- SCHRIFTLICHE AUFGABEN -
**A.** Schreibe aus dem Textausschnitt über das Lotse-Projekt den Teil ab, der mit den Worten „Während der dreijährigen“ beginnt und mit „Vorstand des Caritasverbandes.“ endet.
**B.** Tausche in den Einträgen vom Anfang bis einschließlich der Zeile mit „x-tick-label: Fuselaje [427, 480, 482, 535]“ das Wort „bar“ gegen „Balken“ aus. Gib nur diese Zeilen wieder und lass alles andere unverändert.

- TEXTAUSSCHNITT -
====

Während der dreijährigen Laufzeit des „Lotse“-Projektes wurden 1 246 wohnungslose oder von Wohnungslosigkeit bedrohte Menschen im Kreis Unna betreut beziehungsweise in Hilfesysteme vermittelt. Nun ist wieder völlig offen, welche Unterstützung Betroffene künftig erhalten können. Dabei geht es doch sowohl um Menschen wie den 55-Jährigen, der in seinem Auto lebte, als auch um diejenigen, die oft aufgrund von Schicksalsschlägen – bedroht sind, ihre Wohnung zu verlieren und auch nicht mehr in der Lage sind, sich selbst Hilfe zu suchen. Ohne die entsprechenden Streetwork-Strukturen werden die meisten von ihnen keine Hilfe in den bewährten Systemen erfahren, befürchtet der Vorstand des Caritasverbandes.

Das Fazit: Alle beteiligten Träger sind sich einig, dass die Arbeit fortgesetzt werden müsste. Birgit Unger, Vorstand des Frauenforums, kündigte an, den Aufbau eigener Streetwork-Strukturen zu prüfen. Wie es in einem offensichtlich so wichtigen Bereich wie der aufsuchenden Hilfe überhaupt im Kreis Unna weitergeht, ist indes völlig offen.

====

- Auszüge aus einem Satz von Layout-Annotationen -
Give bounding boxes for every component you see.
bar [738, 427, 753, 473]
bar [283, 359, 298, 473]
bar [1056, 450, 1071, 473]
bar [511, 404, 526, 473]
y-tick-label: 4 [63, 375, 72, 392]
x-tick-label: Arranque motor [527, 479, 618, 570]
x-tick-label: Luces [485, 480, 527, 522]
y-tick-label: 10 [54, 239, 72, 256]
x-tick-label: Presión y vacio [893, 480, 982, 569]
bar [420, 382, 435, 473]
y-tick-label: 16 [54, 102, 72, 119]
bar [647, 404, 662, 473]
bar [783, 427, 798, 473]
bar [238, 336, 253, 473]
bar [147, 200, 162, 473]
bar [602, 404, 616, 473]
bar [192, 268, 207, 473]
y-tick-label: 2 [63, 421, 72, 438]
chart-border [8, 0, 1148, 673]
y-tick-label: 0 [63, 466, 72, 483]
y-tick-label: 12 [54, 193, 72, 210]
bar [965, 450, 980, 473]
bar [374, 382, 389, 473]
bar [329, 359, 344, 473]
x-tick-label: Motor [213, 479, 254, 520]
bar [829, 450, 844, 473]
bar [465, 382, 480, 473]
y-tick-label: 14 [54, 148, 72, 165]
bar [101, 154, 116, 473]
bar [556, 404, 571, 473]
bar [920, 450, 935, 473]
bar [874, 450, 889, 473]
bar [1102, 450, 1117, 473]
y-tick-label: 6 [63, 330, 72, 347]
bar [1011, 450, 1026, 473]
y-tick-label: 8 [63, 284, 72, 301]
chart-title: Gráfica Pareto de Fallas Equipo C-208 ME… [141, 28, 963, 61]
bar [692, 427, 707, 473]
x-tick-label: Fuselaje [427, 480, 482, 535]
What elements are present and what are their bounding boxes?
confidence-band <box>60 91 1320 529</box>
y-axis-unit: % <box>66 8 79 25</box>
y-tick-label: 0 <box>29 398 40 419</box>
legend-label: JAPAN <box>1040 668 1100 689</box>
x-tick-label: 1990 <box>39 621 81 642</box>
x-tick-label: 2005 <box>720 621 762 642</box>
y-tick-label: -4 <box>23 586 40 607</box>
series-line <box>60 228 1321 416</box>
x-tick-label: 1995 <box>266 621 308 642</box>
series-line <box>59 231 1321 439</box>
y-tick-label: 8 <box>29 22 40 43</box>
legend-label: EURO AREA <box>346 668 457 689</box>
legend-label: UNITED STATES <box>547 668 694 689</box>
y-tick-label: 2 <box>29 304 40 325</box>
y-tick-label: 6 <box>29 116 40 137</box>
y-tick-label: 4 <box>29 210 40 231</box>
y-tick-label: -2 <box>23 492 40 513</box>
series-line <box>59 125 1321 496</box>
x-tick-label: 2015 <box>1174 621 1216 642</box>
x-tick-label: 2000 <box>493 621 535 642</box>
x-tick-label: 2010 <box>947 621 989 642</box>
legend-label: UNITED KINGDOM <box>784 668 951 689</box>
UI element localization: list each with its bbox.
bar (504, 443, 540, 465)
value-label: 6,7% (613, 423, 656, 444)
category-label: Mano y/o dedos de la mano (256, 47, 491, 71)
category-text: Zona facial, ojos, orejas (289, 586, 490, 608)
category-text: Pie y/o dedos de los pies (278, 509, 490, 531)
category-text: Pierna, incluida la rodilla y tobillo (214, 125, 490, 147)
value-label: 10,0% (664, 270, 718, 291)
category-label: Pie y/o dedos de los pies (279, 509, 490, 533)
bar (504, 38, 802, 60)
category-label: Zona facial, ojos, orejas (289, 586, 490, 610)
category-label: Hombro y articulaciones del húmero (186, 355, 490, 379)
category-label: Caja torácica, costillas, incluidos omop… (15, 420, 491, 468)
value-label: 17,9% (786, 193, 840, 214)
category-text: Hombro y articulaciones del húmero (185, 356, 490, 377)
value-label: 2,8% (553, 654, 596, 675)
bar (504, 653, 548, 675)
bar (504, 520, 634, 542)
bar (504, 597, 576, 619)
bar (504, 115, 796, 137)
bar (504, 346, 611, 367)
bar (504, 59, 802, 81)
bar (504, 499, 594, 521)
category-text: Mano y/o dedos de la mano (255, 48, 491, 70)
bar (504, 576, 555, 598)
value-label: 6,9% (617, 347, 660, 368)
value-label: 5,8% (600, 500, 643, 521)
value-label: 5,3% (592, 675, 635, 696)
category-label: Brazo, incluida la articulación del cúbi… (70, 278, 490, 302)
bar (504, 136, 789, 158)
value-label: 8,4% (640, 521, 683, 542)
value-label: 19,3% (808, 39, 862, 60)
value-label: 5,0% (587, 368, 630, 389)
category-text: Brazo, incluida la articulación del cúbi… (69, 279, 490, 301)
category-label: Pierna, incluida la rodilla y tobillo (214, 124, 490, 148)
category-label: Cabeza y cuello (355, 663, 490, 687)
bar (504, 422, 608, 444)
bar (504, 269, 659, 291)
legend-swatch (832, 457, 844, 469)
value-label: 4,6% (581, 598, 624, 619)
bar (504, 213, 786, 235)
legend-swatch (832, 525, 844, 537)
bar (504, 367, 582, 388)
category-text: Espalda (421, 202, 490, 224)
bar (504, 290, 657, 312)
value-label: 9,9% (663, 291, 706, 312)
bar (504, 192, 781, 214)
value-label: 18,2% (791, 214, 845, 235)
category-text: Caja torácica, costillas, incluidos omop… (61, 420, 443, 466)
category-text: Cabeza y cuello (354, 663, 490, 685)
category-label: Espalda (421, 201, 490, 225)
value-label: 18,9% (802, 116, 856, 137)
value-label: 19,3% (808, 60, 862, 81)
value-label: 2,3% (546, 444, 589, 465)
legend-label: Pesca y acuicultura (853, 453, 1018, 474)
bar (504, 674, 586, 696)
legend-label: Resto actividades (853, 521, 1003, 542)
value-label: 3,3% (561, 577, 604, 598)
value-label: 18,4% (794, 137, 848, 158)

====

- LÖSUNGEN -
**A.**
Während der dreijährigen Laufzeit des „Lotse“-Projektes wurden 1 246 wohnungslose oder von Wohnungslosigkeit bedrohte Menschen im Kreis Unna betreut beziehungsweise in Hilfesysteme vermittelt. Nun ist wieder völlig offen, welche Unterstützung Betroffene künftig erhalten können. Dabei geht es doch sowohl um Menschen wie den 55-Jährigen, der in seinem Auto lebte, als auch um diejenigen, die oft aufgrund von Schicksalsschlägen – bedroht sind, ihre Wohnung zu verlieren und auch nicht mehr in der Lage sind, sich selbst Hilfe zu suchen. Ohne die entsprechenden Streetwork-Strukturen werden die meisten von ihnen keine Hilfe in den bewährten Systemen erfahren, befürchtet der Vorstand des Caritasverbandes.

**B.**
Give bounding boxes for every component you see.
Balken [738, 427, 753, 473]
Balken [283, 359, 298, 473]
Balken [1056, 450, 1071, 473]
Balken [511, 404, 526, 473]
y-tick-label: 4 [63, 375, 72, 392]
x-tick-label: Arranque motor [527, 479, 618, 570]
x-tick-label: Luces [485, 480, 527, 522]
y-tick-label: 10 [54, 239, 72, 256]
x-tick-label: Presión y vacio [893, 480, 982, 569]
Balken [420, 382, 435, 473]
y-tick-label: 16 [54, 102, 72, 119]
Balken [647, 404, 662, 473]
Balken [783, 427, 798, 473]
Balken [238, 336, 253, 473]
Balken [147, 200, 162, 473]
Balken [602, 404, 616, 473]
Balken [192, 268, 207, 473]
y-tick-label: 2 [63, 421, 72, 438]
chart-border [8, 0, 1148, 673]
y-tick-label: 0 [63, 466, 72, 483]
y-tick-label: 12 [54, 193, 72, 210]
Balken [965, 450, 980, 473]
Balken [374, 382, 389, 473]
Balken [329, 359, 344, 473]
x-tick-label: Motor [213, 479, 254, 520]
Balken [829, 450, 844, 473]
Balken [465, 382, 480, 473]
y-tick-label: 14 [54, 148, 72, 165]
Balken [101, 154, 116, 473]
Balken [556, 404, 571, 473]
Balken [920, 450, 935, 473]
Balken [874, 450, 889, 473]
Balken [1102, 450, 1117, 473]
y-tick-label: 6 [63, 330, 72, 347]
Balken [1011, 450, 1026, 473]
y-tick-label: 8 [63, 284, 72, 301]
chart-title: Gráfica Pareto de Fallas Equipo C-208 ME… [141, 28, 963, 61]
Balken [692, 427, 707, 473]
x-tick-label: Fuselaje [427, 480, 482, 535]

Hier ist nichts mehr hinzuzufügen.